**Directions:**
Return a copy of every line in the data below that contains "väcka".

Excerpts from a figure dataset
┏━━

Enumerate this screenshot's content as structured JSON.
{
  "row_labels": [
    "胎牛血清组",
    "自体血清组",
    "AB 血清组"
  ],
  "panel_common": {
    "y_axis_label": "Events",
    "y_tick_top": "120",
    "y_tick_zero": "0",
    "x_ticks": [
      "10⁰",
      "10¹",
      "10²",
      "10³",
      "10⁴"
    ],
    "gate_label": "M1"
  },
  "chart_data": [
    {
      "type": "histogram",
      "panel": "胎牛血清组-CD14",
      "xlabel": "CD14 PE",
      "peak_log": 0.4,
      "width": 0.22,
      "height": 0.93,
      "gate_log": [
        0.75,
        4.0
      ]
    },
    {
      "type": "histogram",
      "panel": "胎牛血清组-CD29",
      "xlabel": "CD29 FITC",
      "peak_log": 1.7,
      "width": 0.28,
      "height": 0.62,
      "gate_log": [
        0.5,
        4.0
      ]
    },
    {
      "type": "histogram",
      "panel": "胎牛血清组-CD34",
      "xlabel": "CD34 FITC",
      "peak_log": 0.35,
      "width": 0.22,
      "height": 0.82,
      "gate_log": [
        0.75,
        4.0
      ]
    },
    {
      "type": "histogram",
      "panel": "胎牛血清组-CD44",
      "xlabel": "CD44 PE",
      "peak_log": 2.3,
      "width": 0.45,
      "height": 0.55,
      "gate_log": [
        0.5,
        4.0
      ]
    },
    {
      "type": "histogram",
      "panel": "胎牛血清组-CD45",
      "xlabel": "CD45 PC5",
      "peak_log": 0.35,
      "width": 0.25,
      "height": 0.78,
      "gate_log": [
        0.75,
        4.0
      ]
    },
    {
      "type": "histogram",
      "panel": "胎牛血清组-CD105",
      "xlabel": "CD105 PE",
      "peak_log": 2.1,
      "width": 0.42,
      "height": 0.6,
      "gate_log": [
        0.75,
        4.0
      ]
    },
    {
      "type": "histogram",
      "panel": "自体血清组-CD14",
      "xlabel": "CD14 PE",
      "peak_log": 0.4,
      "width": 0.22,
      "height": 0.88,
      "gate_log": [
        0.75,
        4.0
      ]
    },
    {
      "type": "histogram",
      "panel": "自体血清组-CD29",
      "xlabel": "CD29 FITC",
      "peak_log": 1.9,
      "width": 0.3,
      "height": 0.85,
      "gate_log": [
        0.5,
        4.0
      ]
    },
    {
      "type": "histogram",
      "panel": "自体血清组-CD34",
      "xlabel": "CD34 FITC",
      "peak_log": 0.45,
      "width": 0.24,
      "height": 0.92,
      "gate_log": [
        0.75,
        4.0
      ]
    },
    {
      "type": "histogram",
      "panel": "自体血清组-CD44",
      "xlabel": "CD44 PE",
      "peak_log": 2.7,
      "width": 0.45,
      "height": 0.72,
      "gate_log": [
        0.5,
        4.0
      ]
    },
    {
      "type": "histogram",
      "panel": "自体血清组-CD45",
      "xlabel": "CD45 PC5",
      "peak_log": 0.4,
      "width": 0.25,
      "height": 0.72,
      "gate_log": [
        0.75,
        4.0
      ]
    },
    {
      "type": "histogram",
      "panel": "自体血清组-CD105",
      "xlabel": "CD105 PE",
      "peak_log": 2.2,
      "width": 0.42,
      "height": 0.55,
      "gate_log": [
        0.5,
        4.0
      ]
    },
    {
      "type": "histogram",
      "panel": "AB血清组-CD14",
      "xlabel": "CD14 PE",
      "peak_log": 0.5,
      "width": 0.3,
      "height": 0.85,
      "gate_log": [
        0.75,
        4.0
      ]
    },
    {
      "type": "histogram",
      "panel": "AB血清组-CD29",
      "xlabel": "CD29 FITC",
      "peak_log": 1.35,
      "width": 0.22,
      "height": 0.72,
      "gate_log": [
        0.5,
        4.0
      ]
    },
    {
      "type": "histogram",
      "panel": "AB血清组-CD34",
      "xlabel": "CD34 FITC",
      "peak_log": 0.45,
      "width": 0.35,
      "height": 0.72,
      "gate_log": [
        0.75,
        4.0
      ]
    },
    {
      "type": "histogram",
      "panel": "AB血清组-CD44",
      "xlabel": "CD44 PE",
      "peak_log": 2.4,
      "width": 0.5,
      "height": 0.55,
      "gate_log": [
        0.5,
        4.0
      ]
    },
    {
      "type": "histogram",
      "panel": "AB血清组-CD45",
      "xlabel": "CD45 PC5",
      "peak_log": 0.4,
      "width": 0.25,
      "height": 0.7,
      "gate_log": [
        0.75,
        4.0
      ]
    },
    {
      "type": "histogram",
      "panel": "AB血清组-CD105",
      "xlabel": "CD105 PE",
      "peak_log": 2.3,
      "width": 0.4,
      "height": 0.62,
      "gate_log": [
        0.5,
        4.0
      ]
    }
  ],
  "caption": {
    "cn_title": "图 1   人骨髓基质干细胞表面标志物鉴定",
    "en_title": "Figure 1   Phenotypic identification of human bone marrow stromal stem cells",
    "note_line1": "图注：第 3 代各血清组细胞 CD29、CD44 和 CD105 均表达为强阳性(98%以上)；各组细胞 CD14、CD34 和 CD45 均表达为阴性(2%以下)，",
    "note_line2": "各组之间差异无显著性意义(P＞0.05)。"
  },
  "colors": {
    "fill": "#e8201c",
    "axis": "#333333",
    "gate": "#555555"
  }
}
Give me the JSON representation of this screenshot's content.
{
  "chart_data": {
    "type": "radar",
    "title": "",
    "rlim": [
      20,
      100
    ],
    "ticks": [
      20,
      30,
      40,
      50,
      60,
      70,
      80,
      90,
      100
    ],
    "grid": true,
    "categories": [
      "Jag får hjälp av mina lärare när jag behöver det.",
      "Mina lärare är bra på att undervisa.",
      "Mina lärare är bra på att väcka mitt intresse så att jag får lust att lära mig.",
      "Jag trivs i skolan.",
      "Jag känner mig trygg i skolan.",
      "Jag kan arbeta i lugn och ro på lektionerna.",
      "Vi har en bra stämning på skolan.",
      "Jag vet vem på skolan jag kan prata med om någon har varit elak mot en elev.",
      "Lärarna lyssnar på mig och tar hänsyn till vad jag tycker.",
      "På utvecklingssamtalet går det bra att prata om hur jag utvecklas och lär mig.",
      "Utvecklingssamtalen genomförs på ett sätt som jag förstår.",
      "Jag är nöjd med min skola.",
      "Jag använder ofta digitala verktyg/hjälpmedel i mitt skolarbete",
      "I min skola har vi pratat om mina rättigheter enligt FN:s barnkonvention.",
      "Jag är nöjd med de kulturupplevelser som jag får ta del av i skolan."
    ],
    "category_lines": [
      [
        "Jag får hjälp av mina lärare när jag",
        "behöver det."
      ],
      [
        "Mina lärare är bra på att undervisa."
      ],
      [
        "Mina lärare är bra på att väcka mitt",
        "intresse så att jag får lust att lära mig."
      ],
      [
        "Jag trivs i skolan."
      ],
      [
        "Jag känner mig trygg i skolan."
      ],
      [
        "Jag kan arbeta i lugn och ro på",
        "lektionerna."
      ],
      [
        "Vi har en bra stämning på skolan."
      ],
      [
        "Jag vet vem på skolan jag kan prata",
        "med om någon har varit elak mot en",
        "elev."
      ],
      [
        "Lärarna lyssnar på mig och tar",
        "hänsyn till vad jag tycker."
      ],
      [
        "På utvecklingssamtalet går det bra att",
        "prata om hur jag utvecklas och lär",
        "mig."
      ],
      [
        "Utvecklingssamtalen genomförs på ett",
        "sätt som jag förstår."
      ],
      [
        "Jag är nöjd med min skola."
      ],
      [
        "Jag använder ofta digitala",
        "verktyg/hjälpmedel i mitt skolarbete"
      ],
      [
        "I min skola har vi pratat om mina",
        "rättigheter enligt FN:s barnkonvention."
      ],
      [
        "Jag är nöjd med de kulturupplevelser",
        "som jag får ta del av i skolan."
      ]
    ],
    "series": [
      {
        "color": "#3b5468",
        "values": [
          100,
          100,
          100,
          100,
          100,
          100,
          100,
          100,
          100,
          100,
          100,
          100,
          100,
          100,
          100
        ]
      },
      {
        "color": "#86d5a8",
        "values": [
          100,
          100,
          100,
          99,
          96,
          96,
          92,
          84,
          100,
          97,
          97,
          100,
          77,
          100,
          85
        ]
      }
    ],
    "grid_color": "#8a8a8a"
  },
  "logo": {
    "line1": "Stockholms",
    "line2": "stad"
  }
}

┗━━

**Exercise solution:**
      "Mina lärare är bra på att väcka mitt intresse så att jag får lust att lära mig.",
        "Mina lärare är bra på att väcka mitt",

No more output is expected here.